Figure contents as structured data

++++++++

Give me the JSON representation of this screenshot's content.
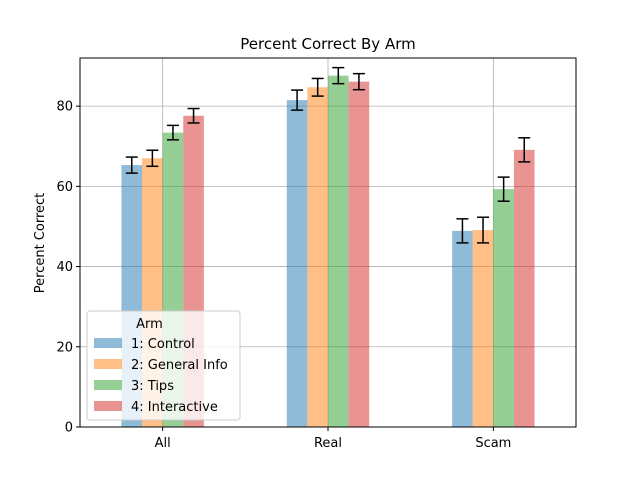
{
  "chart_data": {
    "type": "bar",
    "title": "Percent Correct By Arm",
    "xlabel": "",
    "ylabel": "Percent Correct",
    "categories": [
      "All",
      "Real",
      "Scam"
    ],
    "ylim": [
      0,
      92
    ],
    "yticks": [
      0,
      20,
      40,
      60,
      80
    ],
    "grid": true,
    "legend": {
      "title": "Arm",
      "placement": "lower-left"
    },
    "series": [
      {
        "name": "1: Control",
        "color": "#1f77b4",
        "values": [
          65.3,
          81.5,
          48.9
        ],
        "errors": [
          2.0,
          2.5,
          3.0
        ]
      },
      {
        "name": "2: General Info",
        "color": "#ff7f0e",
        "values": [
          67.0,
          84.7,
          49.1
        ],
        "errors": [
          2.0,
          2.2,
          3.2
        ]
      },
      {
        "name": "3: Tips",
        "color": "#2ca02c",
        "values": [
          73.4,
          87.6,
          59.3
        ],
        "errors": [
          1.8,
          2.0,
          3.0
        ]
      },
      {
        "name": "4: Interactive",
        "color": "#d62728",
        "values": [
          77.6,
          86.1,
          69.1
        ],
        "errors": [
          1.8,
          2.0,
          3.0
        ]
      }
    ]
  }
}
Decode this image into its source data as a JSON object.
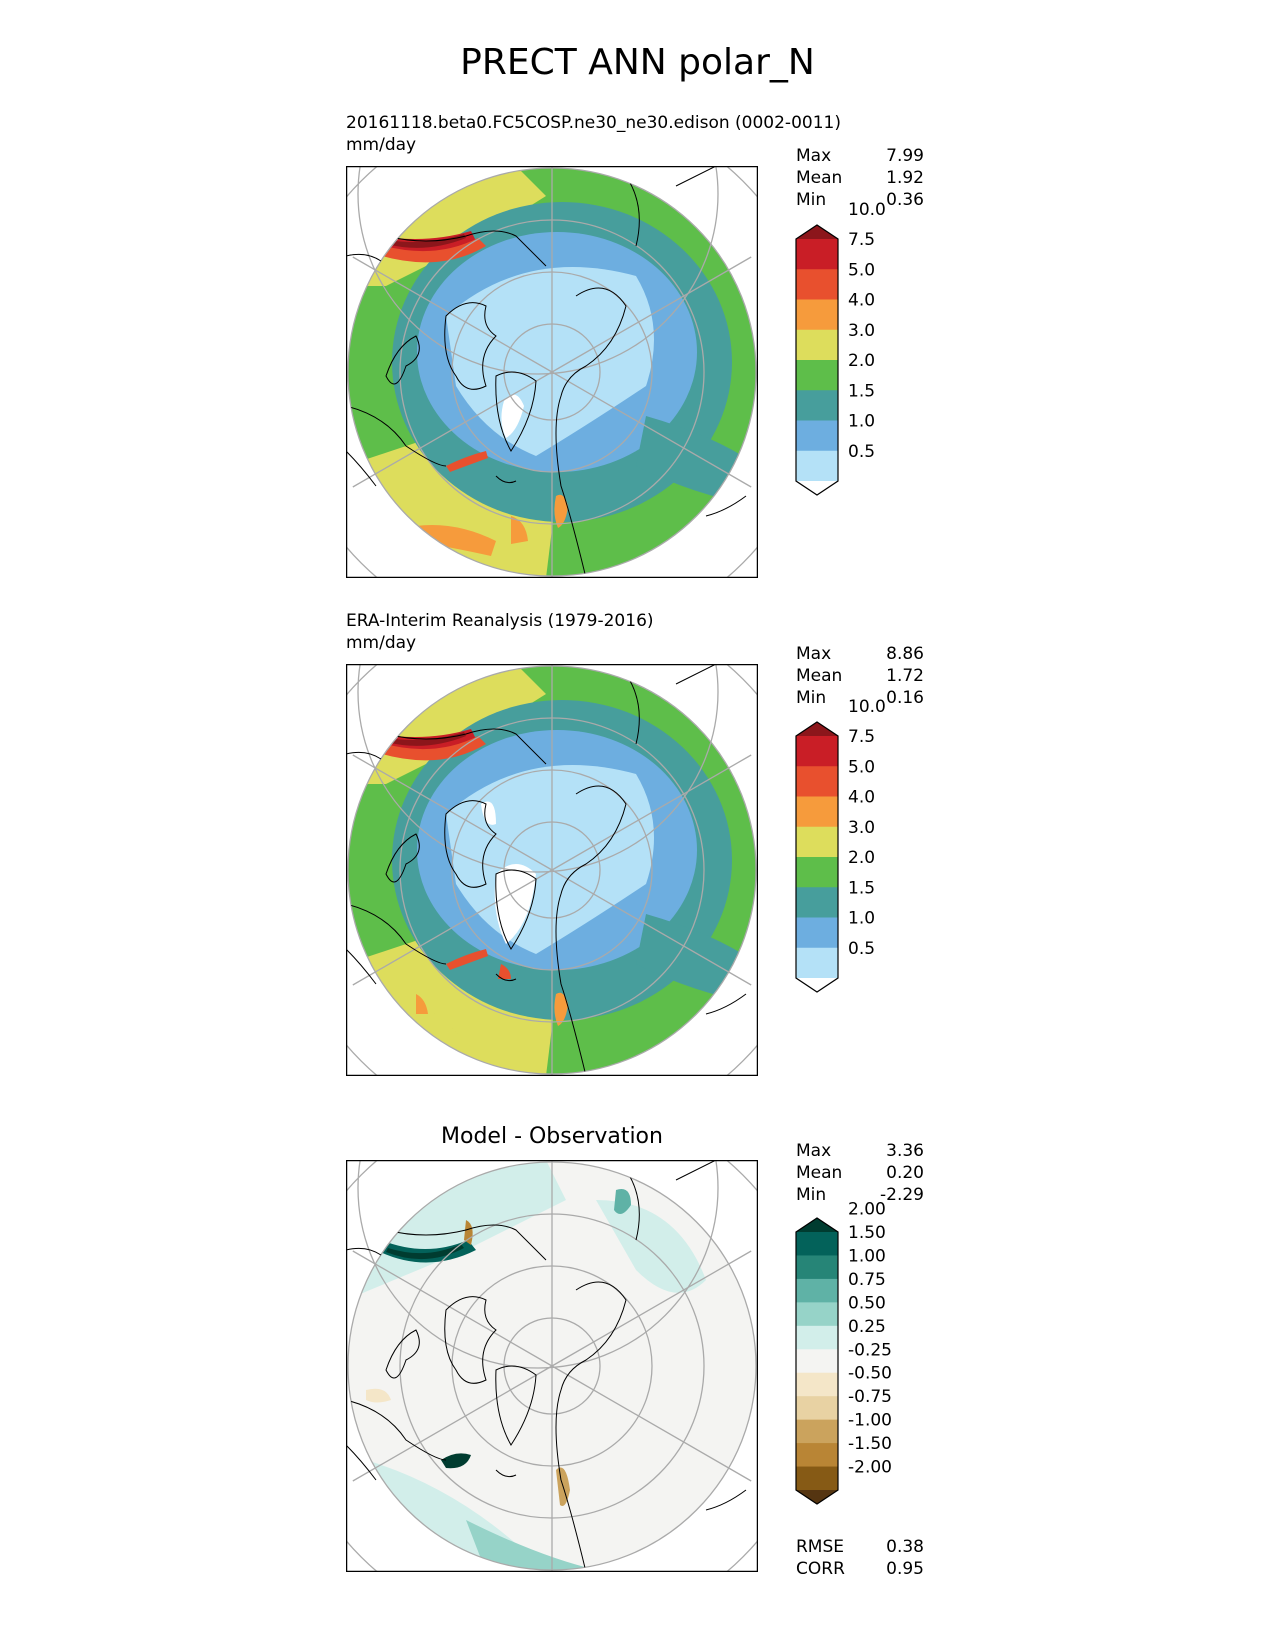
{
  "title": "PRECT ANN polar_N",
  "panels": [
    {
      "id": "model",
      "title_line1": "20161118.beta0.FC5COSP.ne30_ne30.edison (0002-0011)",
      "title_line2": "mm/day",
      "stats": [
        {
          "label": "Max",
          "value": "7.99"
        },
        {
          "label": "Mean",
          "value": "1.92"
        },
        {
          "label": "Min",
          "value": "0.36"
        }
      ]
    },
    {
      "id": "obs",
      "title_line1": "ERA-Interim Reanalysis (1979-2016)",
      "title_line2": "mm/day",
      "stats": [
        {
          "label": "Max",
          "value": "8.86"
        },
        {
          "label": "Mean",
          "value": "1.72"
        },
        {
          "label": "Min",
          "value": "0.16"
        }
      ]
    },
    {
      "id": "diff",
      "title": "Model - Observation",
      "stats": [
        {
          "label": "Max",
          "value": "3.36"
        },
        {
          "label": "Mean",
          "value": "0.20"
        },
        {
          "label": "Min",
          "value": "-2.29"
        }
      ],
      "metrics": [
        {
          "label": "RMSE",
          "value": "0.38"
        },
        {
          "label": "CORR",
          "value": "0.95"
        }
      ]
    }
  ],
  "chart_data": [
    {
      "type": "heatmap",
      "projection": "north polar stereographic",
      "title": "20161118.beta0.FC5COSP.ne30_ne30.edison (0002-0011)",
      "units": "mm/day",
      "contour_levels": [
        0.5,
        1.0,
        1.5,
        2.0,
        3.0,
        4.0,
        5.0,
        7.5,
        10.0
      ],
      "colors": [
        "#ffffff",
        "#b4e1f7",
        "#6daee0",
        "#479e9c",
        "#5ebe4a",
        "#dddd5c",
        "#f69b3c",
        "#e8502e",
        "#c91e26",
        "#8c161b"
      ],
      "stats": {
        "max": 7.99,
        "mean": 1.92,
        "min": 0.36
      }
    },
    {
      "type": "heatmap",
      "projection": "north polar stereographic",
      "title": "ERA-Interim Reanalysis (1979-2016)",
      "units": "mm/day",
      "contour_levels": [
        0.5,
        1.0,
        1.5,
        2.0,
        3.0,
        4.0,
        5.0,
        7.5,
        10.0
      ],
      "colors": [
        "#ffffff",
        "#b4e1f7",
        "#6daee0",
        "#479e9c",
        "#5ebe4a",
        "#dddd5c",
        "#f69b3c",
        "#e8502e",
        "#c91e26",
        "#8c161b"
      ],
      "stats": {
        "max": 8.86,
        "mean": 1.72,
        "min": 0.16
      }
    },
    {
      "type": "heatmap",
      "projection": "north polar stereographic",
      "title": "Model - Observation",
      "contour_levels": [
        -2.0,
        -1.5,
        -1.0,
        -0.75,
        -0.5,
        -0.25,
        0.25,
        0.5,
        0.75,
        1.0,
        1.5,
        2.0
      ],
      "colors": [
        "#553511",
        "#865a15",
        "#b98535",
        "#cba35d",
        "#e8d2a3",
        "#f4e6c8",
        "#f4f4f2",
        "#d2eeea",
        "#96d3c8",
        "#5fb2a6",
        "#268577",
        "#03625a",
        "#003c30"
      ],
      "stats": {
        "max": 3.36,
        "mean": 0.2,
        "min": -2.29,
        "rmse": 0.38,
        "corr": 0.95
      }
    }
  ],
  "colorbars": {
    "precip": {
      "colors": [
        "#ffffff",
        "#b4e1f7",
        "#6daee0",
        "#479e9c",
        "#5ebe4a",
        "#dddd5c",
        "#f69b3c",
        "#e8502e",
        "#c91e26",
        "#8c161b"
      ],
      "labels": [
        "0.5",
        "1.0",
        "1.5",
        "2.0",
        "3.0",
        "4.0",
        "5.0",
        "7.5",
        "10.0"
      ]
    },
    "diff": {
      "colors": [
        "#553511",
        "#865a15",
        "#b98535",
        "#cba35d",
        "#e8d2a3",
        "#f4e6c8",
        "#f4f4f2",
        "#d2eeea",
        "#96d3c8",
        "#5fb2a6",
        "#268577",
        "#03625a",
        "#003c30"
      ],
      "labels": [
        "-2.00",
        "-1.50",
        "-1.00",
        "-0.75",
        "-0.50",
        "-0.25",
        "0.25",
        "0.50",
        "0.75",
        "1.00",
        "1.50",
        "2.00"
      ]
    }
  }
}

++++++++

◆ **Given task**: All of the lines above should be printed exactly, minus the pictures.

◆ **Result of the exercise**:
Give me the JSON representation of this screenshot's content.
{
  "chart_data": {
    "type": "bar",
    "title": "Percent Correct By Arm",
    "xlabel": "",
    "ylabel": "Percent Correct",
    "categories": [
      "All",
      "Real",
      "Scam"
    ],
    "ylim": [
      0,
      92
    ],
    "yticks": [
      0,
      20,
      40,
      60,
      80
    ],
    "grid": true,
    "legend": {
      "title": "Arm",
      "placement": "lower-left"
    },
    "series": [
      {
        "name": "1: Control",
        "color": "#1f77b4",
        "values": [
          65.3,
          81.5,
          48.9
        ],
        "errors": [
          2.0,
          2.5,
          3.0
        ]
      },
      {
        "name": "2: General Info",
        "color": "#ff7f0e",
        "values": [
          67.0,
          84.7,
          49.1
        ],
        "errors": [
          2.0,
          2.2,
          3.2
        ]
      },
      {
        "name": "3: Tips",
        "color": "#2ca02c",
        "values": [
          73.4,
          87.6,
          59.3
        ],
        "errors": [
          1.8,
          2.0,
          3.0
        ]
      },
      {
        "name": "4: Interactive",
        "color": "#d62728",
        "values": [
          77.6,
          86.1,
          69.1
        ],
        "errors": [
          1.8,
          2.0,
          3.0
        ]
      }
    ]
  }
}
Decode this image into its source data as a JSON object.
{
  "title": "PRECT ANN polar_N",
  "panels": [
    {
      "id": "model",
      "title_line1": "20161118.beta0.FC5COSP.ne30_ne30.edison (0002-0011)",
      "title_line2": "mm/day",
      "stats": [
        {
          "label": "Max",
          "value": "7.99"
        },
        {
          "label": "Mean",
          "value": "1.92"
        },
        {
          "label": "Min",
          "value": "0.36"
        }
      ]
    },
    {
      "id": "obs",
      "title_line1": "ERA-Interim Reanalysis (1979-2016)",
      "title_line2": "mm/day",
      "stats": [
        {
          "label": "Max",
          "value": "8.86"
        },
        {
          "label": "Mean",
          "value": "1.72"
        },
        {
          "label": "Min",
          "value": "0.16"
        }
      ]
    },
    {
      "id": "diff",
      "title": "Model - Observation",
      "stats": [
        {
          "label": "Max",
          "value": "3.36"
        },
        {
          "label": "Mean",
          "value": "0.20"
        },
        {
          "label": "Min",
          "value": "-2.29"
        }
      ],
      "metrics": [
        {
          "label": "RMSE",
          "value": "0.38"
        },
        {
          "label": "CORR",
          "value": "0.95"
        }
      ]
    }
  ],
  "chart_data": [
    {
      "type": "heatmap",
      "projection": "north polar stereographic",
      "title": "20161118.beta0.FC5COSP.ne30_ne30.edison (0002-0011)",
      "units": "mm/day",
      "contour_levels": [
        0.5,
        1.0,
        1.5,
        2.0,
        3.0,
        4.0,
        5.0,
        7.5,
        10.0
      ],
      "colors": [
        "#ffffff",
        "#b4e1f7",
        "#6daee0",
        "#479e9c",
        "#5ebe4a",
        "#dddd5c",
        "#f69b3c",
        "#e8502e",
        "#c91e26",
        "#8c161b"
      ],
      "stats": {
        "max": 7.99,
        "mean": 1.92,
        "min": 0.36
      }
    },
    {
      "type": "heatmap",
      "projection": "north polar stereographic",
      "title": "ERA-Interim Reanalysis (1979-2016)",
      "units": "mm/day",
      "contour_levels": [
        0.5,
        1.0,
        1.5,
        2.0,
        3.0,
        4.0,
        5.0,
        7.5,
        10.0
      ],
      "colors": [
        "#ffffff",
        "#b4e1f7",
        "#6daee0",
        "#479e9c",
        "#5ebe4a",
        "#dddd5c",
        "#f69b3c",
        "#e8502e",
        "#c91e26",
        "#8c161b"
      ],
      "stats": {
        "max": 8.86,
        "mean": 1.72,
        "min": 0.16
      }
    },
    {
      "type": "heatmap",
      "projection": "north polar stereographic",
      "title": "Model - Observation",
      "contour_levels": [
        -2.0,
        -1.5,
        -1.0,
        -0.75,
        -0.5,
        -0.25,
        0.25,
        0.5,
        0.75,
        1.0,
        1.5,
        2.0
      ],
      "colors": [
        "#553511",
        "#865a15",
        "#b98535",
        "#cba35d",
        "#e8d2a3",
        "#f4e6c8",
        "#f4f4f2",
        "#d2eeea",
        "#96d3c8",
        "#5fb2a6",
        "#268577",
        "#03625a",
        "#003c30"
      ],
      "stats": {
        "max": 3.36,
        "mean": 0.2,
        "min": -2.29,
        "rmse": 0.38,
        "corr": 0.95
      }
    }
  ],
  "colorbars": {
    "precip": {
      "colors": [
        "#ffffff",
        "#b4e1f7",
        "#6daee0",
        "#479e9c",
        "#5ebe4a",
        "#dddd5c",
        "#f69b3c",
        "#e8502e",
        "#c91e26",
        "#8c161b"
      ],
      "labels": [
        "0.5",
        "1.0",
        "1.5",
        "2.0",
        "3.0",
        "4.0",
        "5.0",
        "7.5",
        "10.0"
      ]
    },
    "diff": {
      "colors": [
        "#553511",
        "#865a15",
        "#b98535",
        "#cba35d",
        "#e8d2a3",
        "#f4e6c8",
        "#f4f4f2",
        "#d2eeea",
        "#96d3c8",
        "#5fb2a6",
        "#268577",
        "#03625a",
        "#003c30"
      ],
      "labels": [
        "-2.00",
        "-1.50",
        "-1.00",
        "-0.75",
        "-0.50",
        "-0.25",
        "0.25",
        "0.50",
        "0.75",
        "1.00",
        "1.50",
        "2.00"
      ]
    }
  }
}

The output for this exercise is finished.